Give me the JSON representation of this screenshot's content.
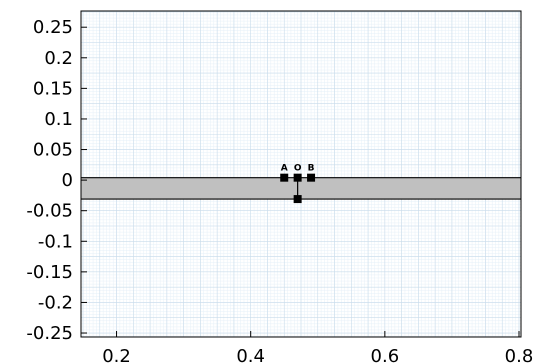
{
  "chart_data": {
    "type": "scatter",
    "title": "",
    "xlabel": "",
    "ylabel": "",
    "xlim": [
      0.147,
      0.803
    ],
    "ylim": [
      -0.2565,
      0.2765
    ],
    "x_ticks": [
      0.2,
      0.4,
      0.6,
      0.8
    ],
    "x_tick_labels": [
      "0.2",
      "0.4",
      "0.6",
      "0.8"
    ],
    "y_ticks": [
      0.25,
      0.2,
      0.15,
      0.1,
      0.05,
      0,
      -0.05,
      -0.1,
      -0.15,
      -0.2,
      -0.25
    ],
    "y_tick_labels": [
      "0.25",
      "0.2",
      "0.15",
      "0.1",
      "0.05",
      "0",
      "-0.05",
      "-0.1",
      "-0.15",
      "-0.2",
      "-0.25"
    ],
    "grid": true,
    "colors": {
      "grid_minor": "#e6f0f8",
      "grid_major": "#c9dceb",
      "slab_fill": "#c0c0c0",
      "line": "#000000",
      "axis": "#000000"
    },
    "slab": {
      "y_top": 0.004,
      "y_bottom": -0.031,
      "x_from": 0.147,
      "x_to": 0.803
    },
    "segments": [
      {
        "x": [
          0.47,
          0.47
        ],
        "y": [
          0.004,
          -0.031
        ]
      }
    ],
    "points": [
      {
        "label": "A",
        "x": 0.45,
        "y": 0.004
      },
      {
        "label": "O",
        "x": 0.47,
        "y": 0.004
      },
      {
        "label": "B",
        "x": 0.49,
        "y": 0.004
      },
      {
        "label": "",
        "x": 0.47,
        "y": -0.031
      }
    ]
  }
}
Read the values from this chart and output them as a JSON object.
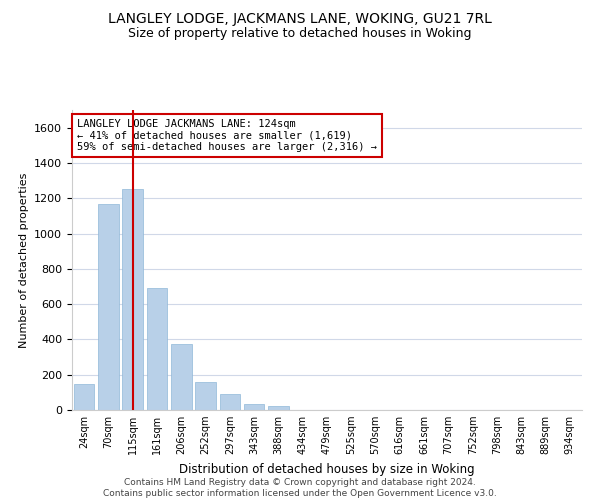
{
  "title": "LANGLEY LODGE, JACKMANS LANE, WOKING, GU21 7RL",
  "subtitle": "Size of property relative to detached houses in Woking",
  "xlabel": "Distribution of detached houses by size in Woking",
  "ylabel": "Number of detached properties",
  "bar_color": "#b8d0e8",
  "bar_edge_color": "#90b8d8",
  "categories": [
    "24sqm",
    "70sqm",
    "115sqm",
    "161sqm",
    "206sqm",
    "252sqm",
    "297sqm",
    "343sqm",
    "388sqm",
    "434sqm",
    "479sqm",
    "525sqm",
    "570sqm",
    "616sqm",
    "661sqm",
    "707sqm",
    "752sqm",
    "798sqm",
    "843sqm",
    "889sqm",
    "934sqm"
  ],
  "values": [
    150,
    1165,
    1255,
    690,
    375,
    160,
    90,
    35,
    20,
    0,
    0,
    0,
    0,
    0,
    0,
    0,
    0,
    0,
    0,
    0,
    0
  ],
  "ylim": [
    0,
    1700
  ],
  "yticks": [
    0,
    200,
    400,
    600,
    800,
    1000,
    1200,
    1400,
    1600
  ],
  "vline_color": "#cc0000",
  "annotation_title": "LANGLEY LODGE JACKMANS LANE: 124sqm",
  "annotation_line1": "← 41% of detached houses are smaller (1,619)",
  "annotation_line2": "59% of semi-detached houses are larger (2,316) →",
  "annotation_box_color": "#ffffff",
  "annotation_box_edge": "#cc0000",
  "footer_line1": "Contains HM Land Registry data © Crown copyright and database right 2024.",
  "footer_line2": "Contains public sector information licensed under the Open Government Licence v3.0.",
  "background_color": "#ffffff",
  "grid_color": "#d0d8e8"
}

#### What the task asks:
Transcribe each line above verbatim, with the pictures left out.

#### Exercise answer:
Give me the JSON representation of this screenshot's content.
{
  "chart_data": {
    "type": "scatter",
    "title": "",
    "xlabel": "",
    "ylabel": "",
    "xlim": [
      0.147,
      0.803
    ],
    "ylim": [
      -0.2565,
      0.2765
    ],
    "x_ticks": [
      0.2,
      0.4,
      0.6,
      0.8
    ],
    "x_tick_labels": [
      "0.2",
      "0.4",
      "0.6",
      "0.8"
    ],
    "y_ticks": [
      0.25,
      0.2,
      0.15,
      0.1,
      0.05,
      0,
      -0.05,
      -0.1,
      -0.15,
      -0.2,
      -0.25
    ],
    "y_tick_labels": [
      "0.25",
      "0.2",
      "0.15",
      "0.1",
      "0.05",
      "0",
      "-0.05",
      "-0.1",
      "-0.15",
      "-0.2",
      "-0.25"
    ],
    "grid": true,
    "colors": {
      "grid_minor": "#e6f0f8",
      "grid_major": "#c9dceb",
      "slab_fill": "#c0c0c0",
      "line": "#000000",
      "axis": "#000000"
    },
    "slab": {
      "y_top": 0.004,
      "y_bottom": -0.031,
      "x_from": 0.147,
      "x_to": 0.803
    },
    "segments": [
      {
        "x": [
          0.47,
          0.47
        ],
        "y": [
          0.004,
          -0.031
        ]
      }
    ],
    "points": [
      {
        "label": "A",
        "x": 0.45,
        "y": 0.004
      },
      {
        "label": "O",
        "x": 0.47,
        "y": 0.004
      },
      {
        "label": "B",
        "x": 0.49,
        "y": 0.004
      },
      {
        "label": "",
        "x": 0.47,
        "y": -0.031
      }
    ]
  }
}
Read the values from this chart and output them as a JSON object.
{
  "title": "LANGLEY LODGE, JACKMANS LANE, WOKING, GU21 7RL",
  "subtitle": "Size of property relative to detached houses in Woking",
  "xlabel": "Distribution of detached houses by size in Woking",
  "ylabel": "Number of detached properties",
  "bar_color": "#b8d0e8",
  "bar_edge_color": "#90b8d8",
  "categories": [
    "24sqm",
    "70sqm",
    "115sqm",
    "161sqm",
    "206sqm",
    "252sqm",
    "297sqm",
    "343sqm",
    "388sqm",
    "434sqm",
    "479sqm",
    "525sqm",
    "570sqm",
    "616sqm",
    "661sqm",
    "707sqm",
    "752sqm",
    "798sqm",
    "843sqm",
    "889sqm",
    "934sqm"
  ],
  "values": [
    150,
    1165,
    1255,
    690,
    375,
    160,
    90,
    35,
    20,
    0,
    0,
    0,
    0,
    0,
    0,
    0,
    0,
    0,
    0,
    0,
    0
  ],
  "ylim": [
    0,
    1700
  ],
  "yticks": [
    0,
    200,
    400,
    600,
    800,
    1000,
    1200,
    1400,
    1600
  ],
  "vline_color": "#cc0000",
  "annotation_title": "LANGLEY LODGE JACKMANS LANE: 124sqm",
  "annotation_line1": "← 41% of detached houses are smaller (1,619)",
  "annotation_line2": "59% of semi-detached houses are larger (2,316) →",
  "annotation_box_color": "#ffffff",
  "annotation_box_edge": "#cc0000",
  "footer_line1": "Contains HM Land Registry data © Crown copyright and database right 2024.",
  "footer_line2": "Contains public sector information licensed under the Open Government Licence v3.0.",
  "background_color": "#ffffff",
  "grid_color": "#d0d8e8"
}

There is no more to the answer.